▶ [Work instructions]: Select all lines with the string "находиться" in them, and copy those lines.

▶ [Entries]:
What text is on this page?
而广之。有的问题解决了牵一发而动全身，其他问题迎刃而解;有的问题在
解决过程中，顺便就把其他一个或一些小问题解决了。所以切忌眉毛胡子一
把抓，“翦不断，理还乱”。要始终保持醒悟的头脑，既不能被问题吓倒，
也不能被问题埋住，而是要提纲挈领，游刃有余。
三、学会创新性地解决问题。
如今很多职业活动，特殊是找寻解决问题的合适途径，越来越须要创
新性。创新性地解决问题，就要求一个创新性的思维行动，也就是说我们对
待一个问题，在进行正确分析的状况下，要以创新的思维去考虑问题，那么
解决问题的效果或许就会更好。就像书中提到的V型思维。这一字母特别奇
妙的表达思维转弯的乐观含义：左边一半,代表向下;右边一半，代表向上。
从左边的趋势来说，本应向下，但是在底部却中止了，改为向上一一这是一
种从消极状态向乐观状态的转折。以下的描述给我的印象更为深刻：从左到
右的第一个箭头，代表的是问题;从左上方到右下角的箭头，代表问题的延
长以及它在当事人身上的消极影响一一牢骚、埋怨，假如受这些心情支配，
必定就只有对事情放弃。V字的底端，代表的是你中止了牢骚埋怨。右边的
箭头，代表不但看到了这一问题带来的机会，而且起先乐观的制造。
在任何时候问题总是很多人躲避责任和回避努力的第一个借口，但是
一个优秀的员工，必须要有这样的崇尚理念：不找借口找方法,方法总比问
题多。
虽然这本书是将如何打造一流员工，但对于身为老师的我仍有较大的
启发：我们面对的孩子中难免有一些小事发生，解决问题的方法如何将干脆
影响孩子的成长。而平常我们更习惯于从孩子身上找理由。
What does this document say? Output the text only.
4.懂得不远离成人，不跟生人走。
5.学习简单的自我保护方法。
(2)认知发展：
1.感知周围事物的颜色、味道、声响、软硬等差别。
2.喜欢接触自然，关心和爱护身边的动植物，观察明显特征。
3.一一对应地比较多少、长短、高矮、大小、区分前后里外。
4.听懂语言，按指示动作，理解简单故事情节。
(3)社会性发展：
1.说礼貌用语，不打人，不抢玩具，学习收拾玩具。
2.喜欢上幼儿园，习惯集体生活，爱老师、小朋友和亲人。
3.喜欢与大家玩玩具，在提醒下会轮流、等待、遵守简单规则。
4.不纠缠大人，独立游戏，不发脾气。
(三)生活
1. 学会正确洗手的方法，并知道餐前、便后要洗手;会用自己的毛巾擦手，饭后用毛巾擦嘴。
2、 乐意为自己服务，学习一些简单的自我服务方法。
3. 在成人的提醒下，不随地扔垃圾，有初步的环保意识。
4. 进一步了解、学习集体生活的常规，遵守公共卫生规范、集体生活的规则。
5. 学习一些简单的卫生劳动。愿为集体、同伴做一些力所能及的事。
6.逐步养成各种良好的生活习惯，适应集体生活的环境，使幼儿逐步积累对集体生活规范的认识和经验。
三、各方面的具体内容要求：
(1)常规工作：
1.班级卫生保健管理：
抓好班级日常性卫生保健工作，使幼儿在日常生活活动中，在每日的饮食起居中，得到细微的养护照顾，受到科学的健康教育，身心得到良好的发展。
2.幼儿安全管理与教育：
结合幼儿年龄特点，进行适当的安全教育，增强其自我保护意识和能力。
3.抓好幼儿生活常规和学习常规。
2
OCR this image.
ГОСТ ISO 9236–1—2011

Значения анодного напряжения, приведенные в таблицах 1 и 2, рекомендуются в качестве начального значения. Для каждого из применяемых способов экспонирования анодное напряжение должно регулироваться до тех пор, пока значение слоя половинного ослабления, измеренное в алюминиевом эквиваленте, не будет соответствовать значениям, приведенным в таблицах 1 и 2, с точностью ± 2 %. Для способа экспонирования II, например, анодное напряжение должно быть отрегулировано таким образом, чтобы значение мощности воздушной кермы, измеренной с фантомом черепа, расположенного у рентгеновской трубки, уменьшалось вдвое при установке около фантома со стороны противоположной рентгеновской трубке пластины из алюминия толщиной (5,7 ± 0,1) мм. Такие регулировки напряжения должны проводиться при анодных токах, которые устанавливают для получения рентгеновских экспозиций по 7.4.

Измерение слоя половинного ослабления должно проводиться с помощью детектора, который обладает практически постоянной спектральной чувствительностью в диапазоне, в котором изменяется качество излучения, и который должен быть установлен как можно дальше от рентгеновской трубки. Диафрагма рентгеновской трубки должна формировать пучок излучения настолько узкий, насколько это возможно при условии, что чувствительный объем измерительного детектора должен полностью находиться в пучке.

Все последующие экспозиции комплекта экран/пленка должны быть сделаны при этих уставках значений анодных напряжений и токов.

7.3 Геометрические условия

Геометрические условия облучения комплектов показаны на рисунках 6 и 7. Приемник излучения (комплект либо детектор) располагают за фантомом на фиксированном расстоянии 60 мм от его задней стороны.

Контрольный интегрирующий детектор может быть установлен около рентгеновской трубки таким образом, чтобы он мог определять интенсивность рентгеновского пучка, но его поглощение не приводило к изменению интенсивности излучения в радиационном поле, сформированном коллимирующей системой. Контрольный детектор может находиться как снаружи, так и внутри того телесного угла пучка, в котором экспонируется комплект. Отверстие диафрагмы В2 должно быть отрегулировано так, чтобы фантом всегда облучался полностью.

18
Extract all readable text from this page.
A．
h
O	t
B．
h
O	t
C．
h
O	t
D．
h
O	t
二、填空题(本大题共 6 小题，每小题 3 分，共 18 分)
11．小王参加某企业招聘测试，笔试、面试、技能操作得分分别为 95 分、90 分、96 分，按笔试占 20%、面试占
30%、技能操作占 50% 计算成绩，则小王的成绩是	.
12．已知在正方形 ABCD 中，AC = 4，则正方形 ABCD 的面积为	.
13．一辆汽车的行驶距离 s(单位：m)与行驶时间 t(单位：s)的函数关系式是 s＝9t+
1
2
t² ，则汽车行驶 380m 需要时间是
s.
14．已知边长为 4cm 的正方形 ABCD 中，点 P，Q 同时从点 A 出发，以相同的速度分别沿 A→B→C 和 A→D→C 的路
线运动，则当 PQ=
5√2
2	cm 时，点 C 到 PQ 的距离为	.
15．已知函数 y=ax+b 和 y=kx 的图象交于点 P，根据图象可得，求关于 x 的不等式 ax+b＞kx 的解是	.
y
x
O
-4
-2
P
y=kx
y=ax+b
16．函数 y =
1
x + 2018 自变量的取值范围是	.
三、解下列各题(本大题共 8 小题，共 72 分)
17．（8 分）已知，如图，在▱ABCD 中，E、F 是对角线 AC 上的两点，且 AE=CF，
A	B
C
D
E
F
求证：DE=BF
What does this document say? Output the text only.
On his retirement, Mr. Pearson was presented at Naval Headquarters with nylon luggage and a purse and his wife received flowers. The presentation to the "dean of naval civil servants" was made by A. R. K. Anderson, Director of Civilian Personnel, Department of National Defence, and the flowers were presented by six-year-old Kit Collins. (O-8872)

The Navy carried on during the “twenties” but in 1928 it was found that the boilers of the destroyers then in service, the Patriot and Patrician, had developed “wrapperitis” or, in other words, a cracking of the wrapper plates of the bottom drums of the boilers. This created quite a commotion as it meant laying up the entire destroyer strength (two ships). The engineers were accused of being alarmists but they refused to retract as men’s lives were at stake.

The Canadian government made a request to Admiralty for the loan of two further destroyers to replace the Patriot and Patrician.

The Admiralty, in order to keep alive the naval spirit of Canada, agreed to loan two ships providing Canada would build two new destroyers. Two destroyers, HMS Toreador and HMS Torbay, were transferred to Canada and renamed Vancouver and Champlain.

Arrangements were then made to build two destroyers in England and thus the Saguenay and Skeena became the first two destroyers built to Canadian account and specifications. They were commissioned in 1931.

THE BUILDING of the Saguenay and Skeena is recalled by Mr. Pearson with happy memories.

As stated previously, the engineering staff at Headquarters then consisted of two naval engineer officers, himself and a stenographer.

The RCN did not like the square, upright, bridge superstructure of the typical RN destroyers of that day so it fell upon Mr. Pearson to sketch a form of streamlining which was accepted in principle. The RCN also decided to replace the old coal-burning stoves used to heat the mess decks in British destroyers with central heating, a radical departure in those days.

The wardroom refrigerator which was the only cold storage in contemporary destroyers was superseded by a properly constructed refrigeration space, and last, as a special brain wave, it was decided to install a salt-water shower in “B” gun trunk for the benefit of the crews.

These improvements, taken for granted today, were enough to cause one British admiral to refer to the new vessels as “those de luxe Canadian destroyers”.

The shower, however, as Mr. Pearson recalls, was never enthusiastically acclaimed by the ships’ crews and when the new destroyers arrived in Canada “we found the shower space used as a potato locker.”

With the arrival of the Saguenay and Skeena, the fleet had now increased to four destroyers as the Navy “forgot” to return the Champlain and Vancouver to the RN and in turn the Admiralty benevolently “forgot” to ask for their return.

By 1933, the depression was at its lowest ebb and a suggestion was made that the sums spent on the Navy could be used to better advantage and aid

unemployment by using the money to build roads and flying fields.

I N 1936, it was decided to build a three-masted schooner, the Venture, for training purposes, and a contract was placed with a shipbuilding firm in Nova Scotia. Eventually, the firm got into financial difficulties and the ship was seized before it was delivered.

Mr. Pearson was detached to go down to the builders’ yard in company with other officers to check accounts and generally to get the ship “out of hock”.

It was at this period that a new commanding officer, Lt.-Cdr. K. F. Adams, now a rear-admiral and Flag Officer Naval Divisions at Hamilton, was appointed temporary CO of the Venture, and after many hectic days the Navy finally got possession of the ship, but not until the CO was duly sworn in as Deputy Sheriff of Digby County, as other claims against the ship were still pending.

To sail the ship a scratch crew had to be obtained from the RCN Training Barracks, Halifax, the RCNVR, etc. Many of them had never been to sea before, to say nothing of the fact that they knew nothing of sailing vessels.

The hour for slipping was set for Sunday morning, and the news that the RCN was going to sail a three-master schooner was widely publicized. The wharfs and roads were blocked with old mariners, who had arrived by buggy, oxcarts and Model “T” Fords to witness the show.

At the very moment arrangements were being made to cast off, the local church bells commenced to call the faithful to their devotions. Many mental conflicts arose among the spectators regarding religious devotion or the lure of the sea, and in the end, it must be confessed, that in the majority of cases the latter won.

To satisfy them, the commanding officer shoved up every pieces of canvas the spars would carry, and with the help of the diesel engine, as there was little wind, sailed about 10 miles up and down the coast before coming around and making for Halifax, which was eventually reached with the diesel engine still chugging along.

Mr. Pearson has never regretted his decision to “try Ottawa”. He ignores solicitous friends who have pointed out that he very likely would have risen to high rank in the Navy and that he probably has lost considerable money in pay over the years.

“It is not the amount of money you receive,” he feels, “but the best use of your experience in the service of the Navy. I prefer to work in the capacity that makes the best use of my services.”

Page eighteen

▶ [Response]:
Измерение слоя половинного ослабления должно проводиться с помощью детектора, который обладает практически постоянной спектральной чувствительностью в диапазоне, в котором изменяется качество излучения, и который должен быть установлен как можно дальше от рентгеновской трубки. Диафрагма рентгеновской трубки должна формировать пучок излучения настолько узкий, насколько это возможно при условии, что чувствительный объем измерительного детектора должен полностью находиться в пучке.
Контрольный интегрирующий детектор может быть установлен около рентгеновской трубки таким образом, чтобы он мог определять интенсивность рентгеновского пучка, но его поглощение не приводило к изменению интенсивности излучения в радиационном поле, сформированном коллимирующей системой. Контрольный детектор может находиться как снаружи, так и внутри того телесного угла пучка, в котором экспонируется комплект. Отверстие диафрагмы В2 должно быть отрегулировано так, чтобы фантом всегда облучался полностью.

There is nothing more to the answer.